(Data items)
....

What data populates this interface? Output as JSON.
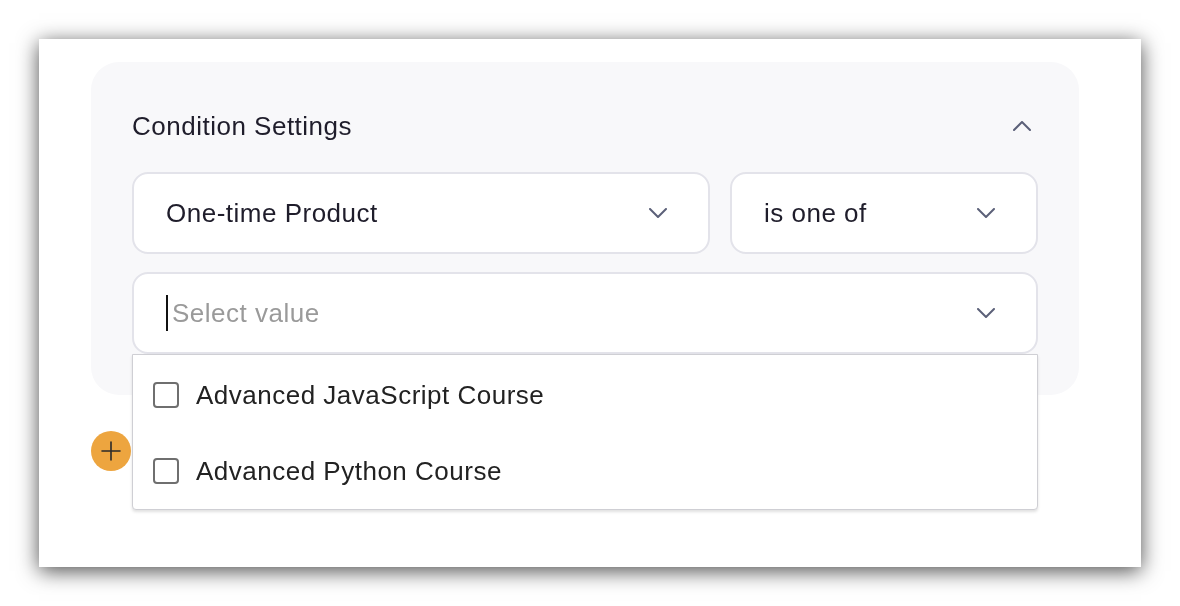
{
  "panel": {
    "title": "Condition Settings",
    "expanded": true
  },
  "condition": {
    "field": {
      "value": "One-time Product"
    },
    "operator": {
      "value": "is one of"
    },
    "value_field": {
      "placeholder": "Select value",
      "focused": true
    }
  },
  "dropdown": {
    "open": true,
    "options": [
      {
        "label": "Advanced JavaScript Course",
        "checked": false
      },
      {
        "label": "Advanced Python Course",
        "checked": false
      }
    ]
  }
}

....

• [What is expected]
All of the material above should be reproduced exactly, except the pictures.

• [Solution for this problem]
What data populates this interface? Output as JSON.
{
  "panel": {
    "title": "Condition Settings",
    "expanded": true
  },
  "condition": {
    "field": {
      "value": "One-time Product"
    },
    "operator": {
      "value": "is one of"
    },
    "value_field": {
      "placeholder": "Select value",
      "focused": true
    }
  },
  "dropdown": {
    "open": true,
    "options": [
      {
        "label": "Advanced JavaScript Course",
        "checked": false
      },
      {
        "label": "Advanced Python Course",
        "checked": false
      }
    ]
  }
}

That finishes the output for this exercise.